◆ **WHAT IS ASKED**:
Lines that include the word "заместителя" are the ones to copy.

◆ **GIVEN DATA**:
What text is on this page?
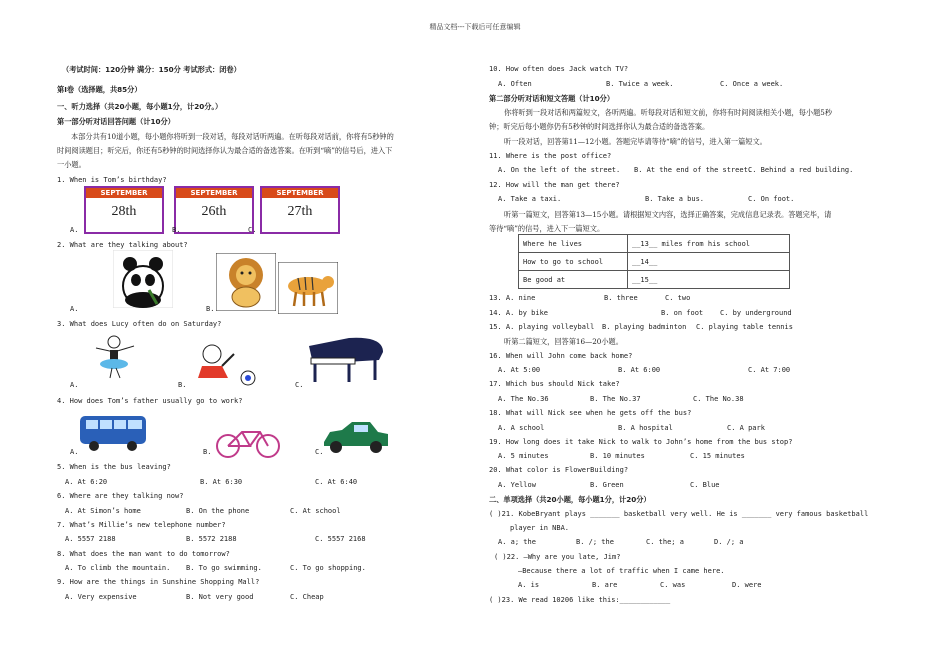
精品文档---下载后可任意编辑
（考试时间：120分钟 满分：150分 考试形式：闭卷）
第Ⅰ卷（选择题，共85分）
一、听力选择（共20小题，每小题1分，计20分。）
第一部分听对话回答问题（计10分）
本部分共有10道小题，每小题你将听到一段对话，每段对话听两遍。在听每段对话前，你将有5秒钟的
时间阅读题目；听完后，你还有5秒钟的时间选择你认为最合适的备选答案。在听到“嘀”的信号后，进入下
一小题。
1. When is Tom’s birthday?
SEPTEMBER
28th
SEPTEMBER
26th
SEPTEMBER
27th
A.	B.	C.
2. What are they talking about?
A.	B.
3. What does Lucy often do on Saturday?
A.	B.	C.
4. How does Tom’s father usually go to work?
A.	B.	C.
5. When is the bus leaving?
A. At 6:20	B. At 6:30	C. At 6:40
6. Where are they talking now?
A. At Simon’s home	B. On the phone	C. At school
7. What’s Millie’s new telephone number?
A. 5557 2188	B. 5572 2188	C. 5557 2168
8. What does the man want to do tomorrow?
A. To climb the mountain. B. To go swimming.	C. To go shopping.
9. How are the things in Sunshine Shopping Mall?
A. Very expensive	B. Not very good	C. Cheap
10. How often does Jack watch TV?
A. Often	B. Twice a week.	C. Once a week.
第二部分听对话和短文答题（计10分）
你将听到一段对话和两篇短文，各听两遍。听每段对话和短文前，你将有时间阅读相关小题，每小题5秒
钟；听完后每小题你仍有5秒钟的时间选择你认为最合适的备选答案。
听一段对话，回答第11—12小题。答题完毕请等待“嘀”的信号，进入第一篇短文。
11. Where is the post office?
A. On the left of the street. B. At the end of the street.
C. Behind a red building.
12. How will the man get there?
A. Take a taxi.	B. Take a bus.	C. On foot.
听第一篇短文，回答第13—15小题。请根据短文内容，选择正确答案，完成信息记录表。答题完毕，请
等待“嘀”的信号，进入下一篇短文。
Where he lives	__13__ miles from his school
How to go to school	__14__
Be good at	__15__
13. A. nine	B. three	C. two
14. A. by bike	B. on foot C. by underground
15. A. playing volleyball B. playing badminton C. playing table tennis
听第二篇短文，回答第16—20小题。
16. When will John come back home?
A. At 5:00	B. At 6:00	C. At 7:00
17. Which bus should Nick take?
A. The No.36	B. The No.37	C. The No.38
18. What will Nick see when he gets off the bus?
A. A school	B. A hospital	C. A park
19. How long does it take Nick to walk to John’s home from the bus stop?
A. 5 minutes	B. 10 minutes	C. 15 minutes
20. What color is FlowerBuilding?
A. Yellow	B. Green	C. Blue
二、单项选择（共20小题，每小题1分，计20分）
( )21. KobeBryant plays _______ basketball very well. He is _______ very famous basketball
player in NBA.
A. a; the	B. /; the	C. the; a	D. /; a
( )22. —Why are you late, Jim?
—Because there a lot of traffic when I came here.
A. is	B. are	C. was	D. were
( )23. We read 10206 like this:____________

* * *

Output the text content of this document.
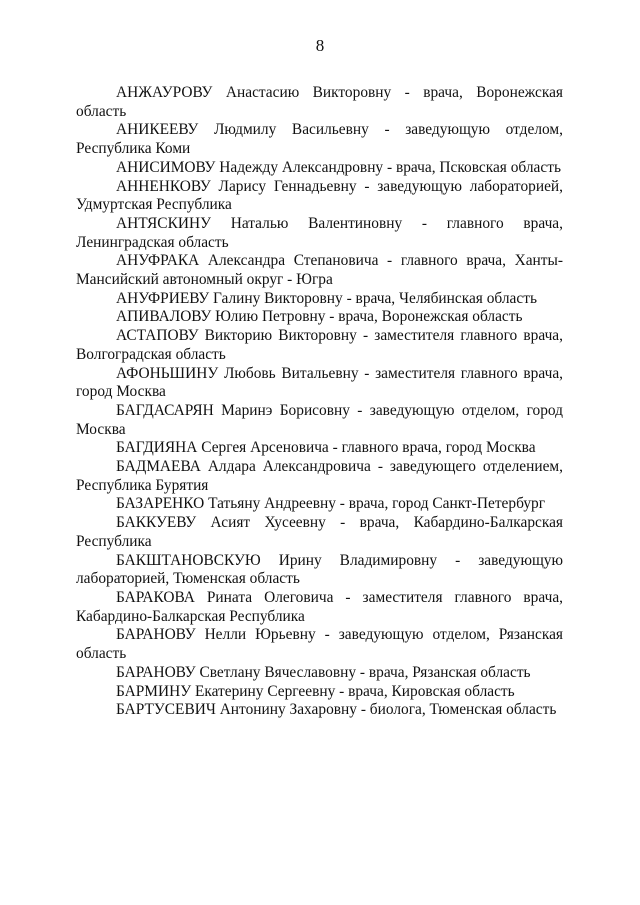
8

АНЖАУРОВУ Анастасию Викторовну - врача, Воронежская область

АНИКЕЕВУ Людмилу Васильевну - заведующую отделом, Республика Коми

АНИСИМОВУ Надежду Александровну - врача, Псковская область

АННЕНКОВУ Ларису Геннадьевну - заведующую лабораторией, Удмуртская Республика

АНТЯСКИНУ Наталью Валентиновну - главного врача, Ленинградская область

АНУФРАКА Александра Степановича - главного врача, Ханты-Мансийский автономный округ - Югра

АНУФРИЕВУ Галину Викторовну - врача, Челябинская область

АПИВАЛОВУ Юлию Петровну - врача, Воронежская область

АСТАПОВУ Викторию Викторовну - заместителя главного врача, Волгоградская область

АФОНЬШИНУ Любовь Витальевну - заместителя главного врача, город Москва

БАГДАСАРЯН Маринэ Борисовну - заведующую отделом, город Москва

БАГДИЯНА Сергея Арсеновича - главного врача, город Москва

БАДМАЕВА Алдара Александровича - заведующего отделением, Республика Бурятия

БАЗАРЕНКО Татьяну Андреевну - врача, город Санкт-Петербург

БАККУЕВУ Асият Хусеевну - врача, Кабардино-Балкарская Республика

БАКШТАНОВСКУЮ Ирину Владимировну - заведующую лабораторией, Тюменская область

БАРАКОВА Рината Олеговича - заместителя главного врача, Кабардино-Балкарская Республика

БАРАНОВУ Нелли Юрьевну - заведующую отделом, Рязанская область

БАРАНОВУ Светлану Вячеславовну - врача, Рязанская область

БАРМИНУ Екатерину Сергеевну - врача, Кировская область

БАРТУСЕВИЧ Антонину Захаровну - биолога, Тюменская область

◆ **THE RESPONSE**:
АСТАПОВУ Викторию Викторовну - заместителя главного врача, Волгоградская область
АФОНЬШИНУ Любовь Витальевну - заместителя главного врача, город Москва
БАРАКОВА Рината Олеговича - заместителя главного врача, Кабардино-Балкарская Республика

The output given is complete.